RAW DATA start

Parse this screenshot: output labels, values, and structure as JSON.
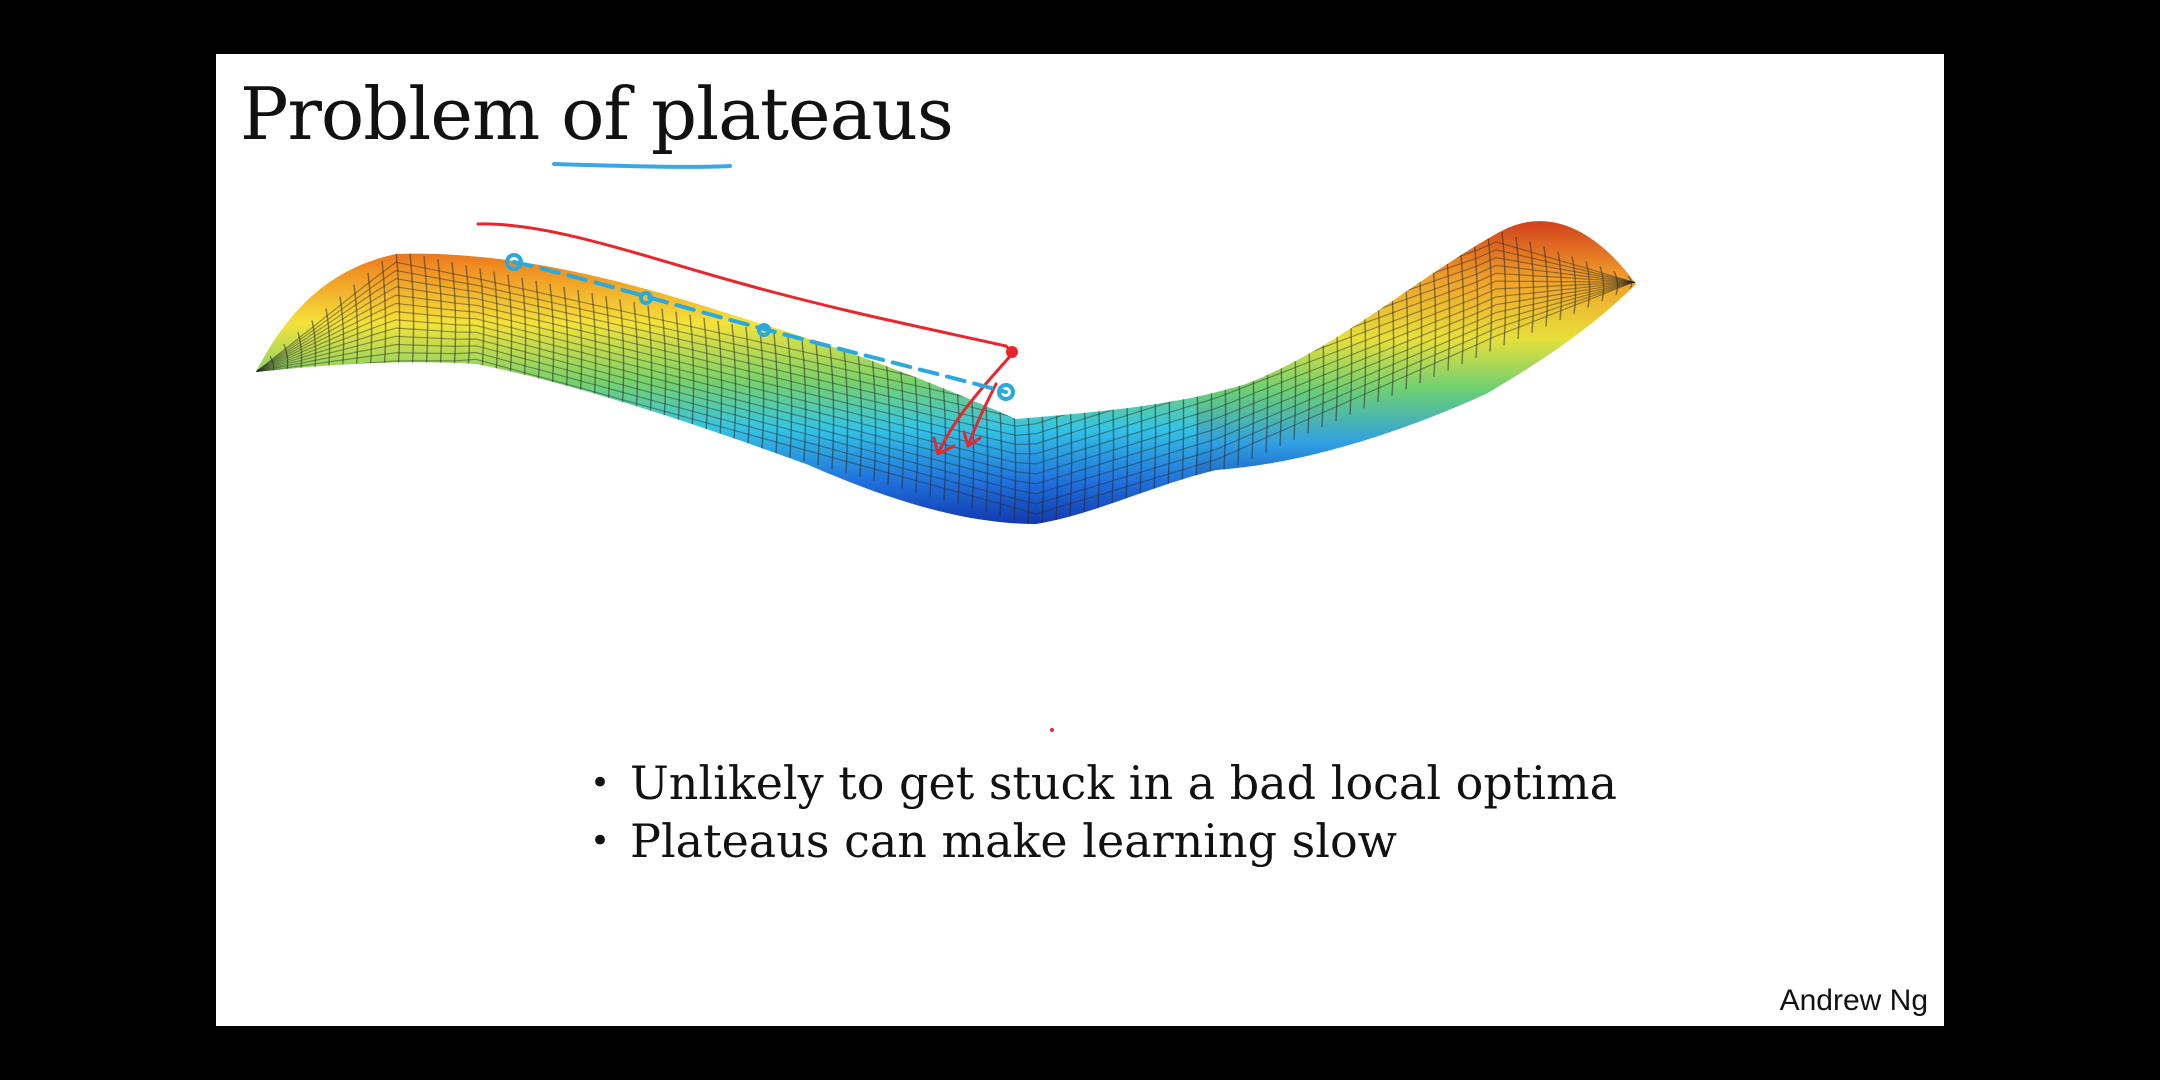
{
  "slide": {
    "title": "Problem of plateaus",
    "bullets": [
      "Unlikely to get stuck in a bad local optima",
      "Plateaus can make learning slow"
    ],
    "credit": "Andrew Ng"
  },
  "colors": {
    "background": "#000000",
    "slide_background": "#ffffff",
    "underline_annotation": "#3aa8e6",
    "red_annotation": "#e8262b",
    "blue_annotation": "#2aa8e0",
    "surface_colormap": [
      "#0b1f9a",
      "#1f78e0",
      "#32c8e6",
      "#7ad66a",
      "#f2e63a",
      "#f49a22",
      "#d22a1c"
    ]
  },
  "figure": {
    "description_icon": "3d-surface-plateau"
  }
}
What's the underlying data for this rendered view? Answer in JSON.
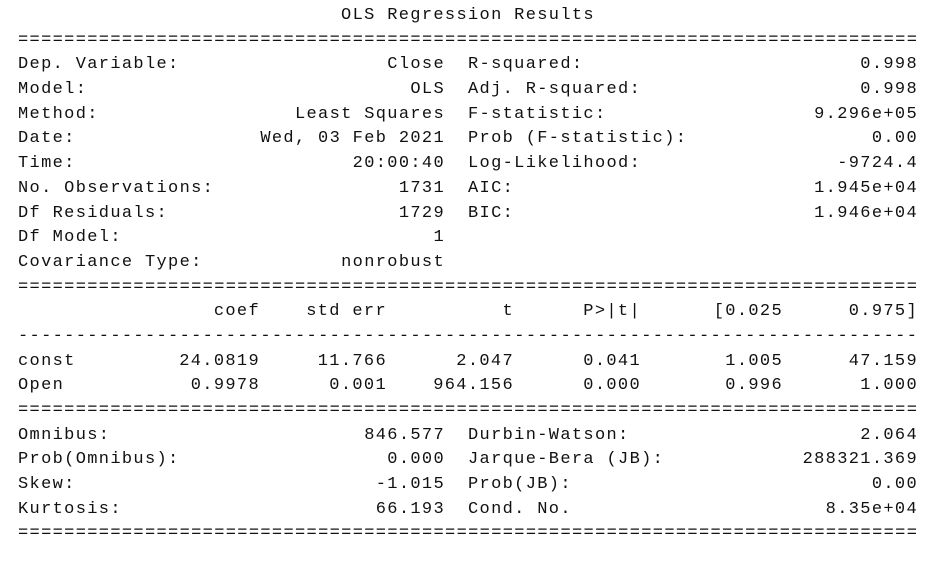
{
  "title": "OLS Regression Results",
  "separators": {
    "double": "=",
    "single": "-",
    "width": 78
  },
  "model_info": [
    {
      "left_label": "Dep. Variable:",
      "left_value": "Close",
      "right_label": "R-squared:",
      "right_value": "0.998"
    },
    {
      "left_label": "Model:",
      "left_value": "OLS",
      "right_label": "Adj. R-squared:",
      "right_value": "0.998"
    },
    {
      "left_label": "Method:",
      "left_value": "Least Squares",
      "right_label": "F-statistic:",
      "right_value": "9.296e+05"
    },
    {
      "left_label": "Date:",
      "left_value": "Wed, 03 Feb 2021",
      "right_label": "Prob (F-statistic):",
      "right_value": "0.00"
    },
    {
      "left_label": "Time:",
      "left_value": "20:00:40",
      "right_label": "Log-Likelihood:",
      "right_value": "-9724.4"
    },
    {
      "left_label": "No. Observations:",
      "left_value": "1731",
      "right_label": "AIC:",
      "right_value": "1.945e+04"
    },
    {
      "left_label": "Df Residuals:",
      "left_value": "1729",
      "right_label": "BIC:",
      "right_value": "1.946e+04"
    },
    {
      "left_label": "Df Model:",
      "left_value": "1",
      "right_label": "",
      "right_value": ""
    },
    {
      "left_label": "Covariance Type:",
      "left_value": "nonrobust",
      "right_label": "",
      "right_value": ""
    }
  ],
  "coef_table": {
    "headers": [
      "coef",
      "std err",
      "t",
      "P>|t|",
      "[0.025",
      "0.975]"
    ],
    "rows": [
      {
        "name": "const",
        "values": [
          "24.0819",
          "11.766",
          "2.047",
          "0.041",
          "1.005",
          "47.159"
        ]
      },
      {
        "name": "Open",
        "values": [
          "0.9978",
          "0.001",
          "964.156",
          "0.000",
          "0.996",
          "1.000"
        ]
      }
    ]
  },
  "diagnostics": [
    {
      "left_label": "Omnibus:",
      "left_value": "846.577",
      "right_label": "Durbin-Watson:",
      "right_value": "2.064"
    },
    {
      "left_label": "Prob(Omnibus):",
      "left_value": "0.000",
      "right_label": "Jarque-Bera (JB):",
      "right_value": "288321.369"
    },
    {
      "left_label": "Skew:",
      "left_value": "-1.015",
      "right_label": "Prob(JB):",
      "right_value": "0.00"
    },
    {
      "left_label": "Kurtosis:",
      "left_value": "66.193",
      "right_label": "Cond. No.",
      "right_value": "8.35e+04"
    }
  ]
}
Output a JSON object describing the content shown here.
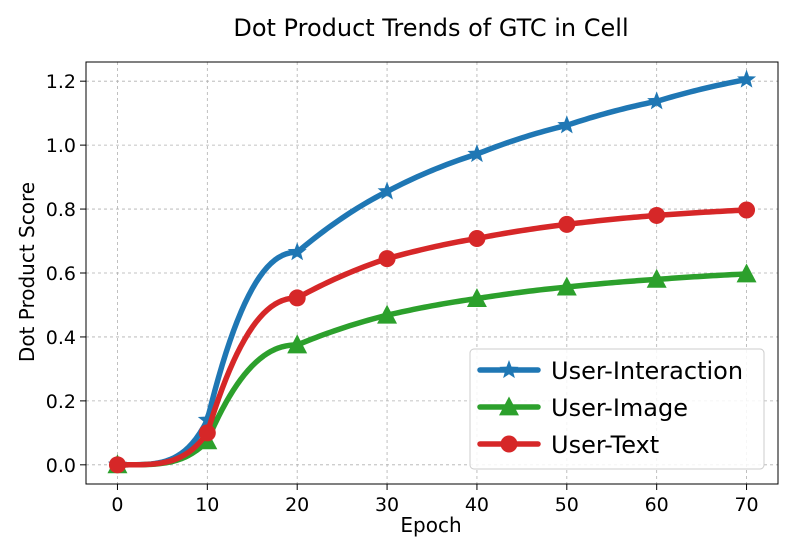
{
  "chart_data": {
    "type": "line",
    "title": "Dot Product Trends of GTC in Cell",
    "xlabel": "Epoch",
    "ylabel": "Dot Product Score",
    "xlim": [
      -3.5,
      73.5
    ],
    "ylim": [
      -0.06,
      1.26
    ],
    "xticks": [
      0,
      10,
      20,
      30,
      40,
      50,
      60,
      70
    ],
    "yticks": [
      0.0,
      0.2,
      0.4,
      0.6,
      0.8,
      1.0,
      1.2
    ],
    "grid": true,
    "legend_position": "lower-right",
    "x": [
      0,
      10,
      20,
      30,
      40,
      50,
      60,
      70
    ],
    "series": [
      {
        "name": "User-Interaction",
        "color": "#1f77b4",
        "marker": "star",
        "values": [
          0.0,
          0.14,
          0.665,
          0.855,
          0.972,
          1.062,
          1.137,
          1.205
        ]
      },
      {
        "name": "User-Image",
        "color": "#2ca02c",
        "marker": "triangle",
        "values": [
          0.0,
          0.075,
          0.375,
          0.468,
          0.52,
          0.556,
          0.58,
          0.597
        ]
      },
      {
        "name": "User-Text",
        "color": "#d62728",
        "marker": "circle",
        "values": [
          0.0,
          0.1,
          0.522,
          0.645,
          0.708,
          0.752,
          0.78,
          0.797
        ]
      }
    ]
  }
}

RAW DATA end

TASK TO COMPLETE
Repeat each entry exactly as given; no pictures belong in the copy.

THE SOLUTION
Parse this screenshot: output labels, values, and structure as JSON.
{
  "slide": {
    "title": "Problem of plateaus",
    "bullets": [
      "Unlikely to get stuck in a bad local optima",
      "Plateaus can make learning slow"
    ],
    "credit": "Andrew Ng"
  },
  "colors": {
    "background": "#000000",
    "slide_background": "#ffffff",
    "underline_annotation": "#3aa8e6",
    "red_annotation": "#e8262b",
    "blue_annotation": "#2aa8e0",
    "surface_colormap": [
      "#0b1f9a",
      "#1f78e0",
      "#32c8e6",
      "#7ad66a",
      "#f2e63a",
      "#f49a22",
      "#d22a1c"
    ]
  },
  "figure": {
    "description_icon": "3d-surface-plateau"
  }
}
What's the underlying data for this rendered view? Answer in JSON.
{
  "title": "OLS Regression Results",
  "separators": {
    "double": "=",
    "single": "-",
    "width": 78
  },
  "model_info": [
    {
      "left_label": "Dep. Variable:",
      "left_value": "Close",
      "right_label": "R-squared:",
      "right_value": "0.998"
    },
    {
      "left_label": "Model:",
      "left_value": "OLS",
      "right_label": "Adj. R-squared:",
      "right_value": "0.998"
    },
    {
      "left_label": "Method:",
      "left_value": "Least Squares",
      "right_label": "F-statistic:",
      "right_value": "9.296e+05"
    },
    {
      "left_label": "Date:",
      "left_value": "Wed, 03 Feb 2021",
      "right_label": "Prob (F-statistic):",
      "right_value": "0.00"
    },
    {
      "left_label": "Time:",
      "left_value": "20:00:40",
      "right_label": "Log-Likelihood:",
      "right_value": "-9724.4"
    },
    {
      "left_label": "No. Observations:",
      "left_value": "1731",
      "right_label": "AIC:",
      "right_value": "1.945e+04"
    },
    {
      "left_label": "Df Residuals:",
      "left_value": "1729",
      "right_label": "BIC:",
      "right_value": "1.946e+04"
    },
    {
      "left_label": "Df Model:",
      "left_value": "1",
      "right_label": "",
      "right_value": ""
    },
    {
      "left_label": "Covariance Type:",
      "left_value": "nonrobust",
      "right_label": "",
      "right_value": ""
    }
  ],
  "coef_table": {
    "headers": [
      "coef",
      "std err",
      "t",
      "P>|t|",
      "[0.025",
      "0.975]"
    ],
    "rows": [
      {
        "name": "const",
        "values": [
          "24.0819",
          "11.766",
          "2.047",
          "0.041",
          "1.005",
          "47.159"
        ]
      },
      {
        "name": "Open",
        "values": [
          "0.9978",
          "0.001",
          "964.156",
          "0.000",
          "0.996",
          "1.000"
        ]
      }
    ]
  },
  "diagnostics": [
    {
      "left_label": "Omnibus:",
      "left_value": "846.577",
      "right_label": "Durbin-Watson:",
      "right_value": "2.064"
    },
    {
      "left_label": "Prob(Omnibus):",
      "left_value": "0.000",
      "right_label": "Jarque-Bera (JB):",
      "right_value": "288321.369"
    },
    {
      "left_label": "Skew:",
      "left_value": "-1.015",
      "right_label": "Prob(JB):",
      "right_value": "0.00"
    },
    {
      "left_label": "Kurtosis:",
      "left_value": "66.193",
      "right_label": "Cond. No.",
      "right_value": "8.35e+04"
    }
  ]
}
Output a JSON object describing the content shown here.
{
  "chart_data": {
    "type": "line",
    "title": "Dot Product Trends of GTC in Cell",
    "xlabel": "Epoch",
    "ylabel": "Dot Product Score",
    "xlim": [
      -3.5,
      73.5
    ],
    "ylim": [
      -0.06,
      1.26
    ],
    "xticks": [
      0,
      10,
      20,
      30,
      40,
      50,
      60,
      70
    ],
    "yticks": [
      0.0,
      0.2,
      0.4,
      0.6,
      0.8,
      1.0,
      1.2
    ],
    "grid": true,
    "legend_position": "lower-right",
    "x": [
      0,
      10,
      20,
      30,
      40,
      50,
      60,
      70
    ],
    "series": [
      {
        "name": "User-Interaction",
        "color": "#1f77b4",
        "marker": "star",
        "values": [
          0.0,
          0.14,
          0.665,
          0.855,
          0.972,
          1.062,
          1.137,
          1.205
        ]
      },
      {
        "name": "User-Image",
        "color": "#2ca02c",
        "marker": "triangle",
        "values": [
          0.0,
          0.075,
          0.375,
          0.468,
          0.52,
          0.556,
          0.58,
          0.597
        ]
      },
      {
        "name": "User-Text",
        "color": "#d62728",
        "marker": "circle",
        "values": [
          0.0,
          0.1,
          0.522,
          0.645,
          0.708,
          0.752,
          0.78,
          0.797
        ]
      }
    ]
  }
}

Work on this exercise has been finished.